Layout region records
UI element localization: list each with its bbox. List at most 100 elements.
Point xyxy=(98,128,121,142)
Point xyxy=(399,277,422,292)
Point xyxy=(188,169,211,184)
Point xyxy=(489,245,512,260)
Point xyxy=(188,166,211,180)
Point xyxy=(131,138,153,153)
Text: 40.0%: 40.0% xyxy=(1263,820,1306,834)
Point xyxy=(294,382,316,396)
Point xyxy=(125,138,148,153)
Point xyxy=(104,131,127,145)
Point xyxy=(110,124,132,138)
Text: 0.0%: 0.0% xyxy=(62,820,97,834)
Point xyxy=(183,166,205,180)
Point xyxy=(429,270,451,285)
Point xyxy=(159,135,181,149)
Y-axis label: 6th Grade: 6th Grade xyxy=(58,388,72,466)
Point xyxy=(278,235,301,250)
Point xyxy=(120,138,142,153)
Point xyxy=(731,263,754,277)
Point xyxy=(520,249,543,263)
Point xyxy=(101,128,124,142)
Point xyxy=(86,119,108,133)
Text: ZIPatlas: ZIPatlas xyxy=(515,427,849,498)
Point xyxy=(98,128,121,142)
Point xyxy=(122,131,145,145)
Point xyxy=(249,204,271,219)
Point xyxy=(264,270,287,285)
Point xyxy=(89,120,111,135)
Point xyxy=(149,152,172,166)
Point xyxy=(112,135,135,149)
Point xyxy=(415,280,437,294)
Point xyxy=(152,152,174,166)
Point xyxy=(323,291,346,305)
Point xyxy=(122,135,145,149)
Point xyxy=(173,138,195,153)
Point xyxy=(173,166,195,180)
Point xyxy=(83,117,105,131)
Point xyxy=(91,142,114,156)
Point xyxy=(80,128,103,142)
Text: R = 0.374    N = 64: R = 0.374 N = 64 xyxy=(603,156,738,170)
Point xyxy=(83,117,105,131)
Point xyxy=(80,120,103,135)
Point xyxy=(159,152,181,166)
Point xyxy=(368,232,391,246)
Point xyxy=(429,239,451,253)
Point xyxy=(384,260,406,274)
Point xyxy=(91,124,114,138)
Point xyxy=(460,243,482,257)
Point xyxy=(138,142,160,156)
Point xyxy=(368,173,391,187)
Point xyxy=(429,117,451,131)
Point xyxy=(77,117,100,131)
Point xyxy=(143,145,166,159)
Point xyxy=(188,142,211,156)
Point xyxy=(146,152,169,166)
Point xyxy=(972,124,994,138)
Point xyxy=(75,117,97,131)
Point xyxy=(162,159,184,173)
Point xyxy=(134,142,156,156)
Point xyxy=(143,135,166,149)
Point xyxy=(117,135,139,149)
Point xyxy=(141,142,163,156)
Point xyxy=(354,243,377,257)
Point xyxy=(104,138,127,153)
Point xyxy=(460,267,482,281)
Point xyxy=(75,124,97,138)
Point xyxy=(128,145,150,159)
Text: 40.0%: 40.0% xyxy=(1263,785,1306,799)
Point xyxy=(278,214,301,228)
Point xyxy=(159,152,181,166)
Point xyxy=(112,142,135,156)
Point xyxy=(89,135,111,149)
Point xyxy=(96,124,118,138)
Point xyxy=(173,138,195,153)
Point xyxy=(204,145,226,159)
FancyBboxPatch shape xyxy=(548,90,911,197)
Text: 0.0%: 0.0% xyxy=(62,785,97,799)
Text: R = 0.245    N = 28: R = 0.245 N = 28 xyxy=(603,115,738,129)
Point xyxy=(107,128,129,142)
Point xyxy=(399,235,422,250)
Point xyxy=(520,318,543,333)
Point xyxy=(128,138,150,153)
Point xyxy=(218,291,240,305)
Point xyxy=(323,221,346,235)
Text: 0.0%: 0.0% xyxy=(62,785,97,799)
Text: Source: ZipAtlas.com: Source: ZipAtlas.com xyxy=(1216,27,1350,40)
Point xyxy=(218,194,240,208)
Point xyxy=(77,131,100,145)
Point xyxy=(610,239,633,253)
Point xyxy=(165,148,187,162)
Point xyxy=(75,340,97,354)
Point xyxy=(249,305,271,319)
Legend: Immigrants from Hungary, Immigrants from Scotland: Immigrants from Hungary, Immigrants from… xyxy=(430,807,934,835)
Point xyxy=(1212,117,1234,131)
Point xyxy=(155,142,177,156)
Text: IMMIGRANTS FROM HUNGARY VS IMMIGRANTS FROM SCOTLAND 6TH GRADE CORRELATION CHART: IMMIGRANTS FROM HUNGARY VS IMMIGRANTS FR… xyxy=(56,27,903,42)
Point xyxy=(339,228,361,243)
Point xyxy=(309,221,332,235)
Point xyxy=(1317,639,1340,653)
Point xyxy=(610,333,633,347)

- [INSTRUCTIONS TO FOLLOW]:
Convert the items, from the first line up to and including the line with "Point xyxy=(86,119,108,133)", into a JSON list of strings with one string per line, leaving out blank lines. Include only those lines.

- [ANSWER]:
[
  "UI element localization: list each with its bbox. List at most 100 elements.",
  "Point xyxy=(98,128,121,142)",
  "Point xyxy=(399,277,422,292)",
  "Point xyxy=(188,169,211,184)",
  "Point xyxy=(489,245,512,260)",
  "Point xyxy=(188,166,211,180)",
  "Point xyxy=(131,138,153,153)",
  "Text: 40.0%: 40.0% xyxy=(1263,820,1306,834)",
  "Point xyxy=(294,382,316,396)",
  "Point xyxy=(125,138,148,153)",
  "Point xyxy=(104,131,127,145)",
  "Point xyxy=(110,124,132,138)",
  "Text: 0.0%: 0.0% xyxy=(62,820,97,834)",
  "Point xyxy=(183,166,205,180)",
  "Point xyxy=(429,270,451,285)",
  "Point xyxy=(159,135,181,149)",
  "Y-axis label: 6th Grade: 6th Grade xyxy=(58,388,72,466)",
  "Point xyxy=(278,235,301,250)",
  "Point xyxy=(120,138,142,153)",
  "Point xyxy=(731,263,754,277)",
  "Point xyxy=(520,249,543,263)",
  "Point xyxy=(101,128,124,142)",
  "Point xyxy=(86,119,108,133)"
]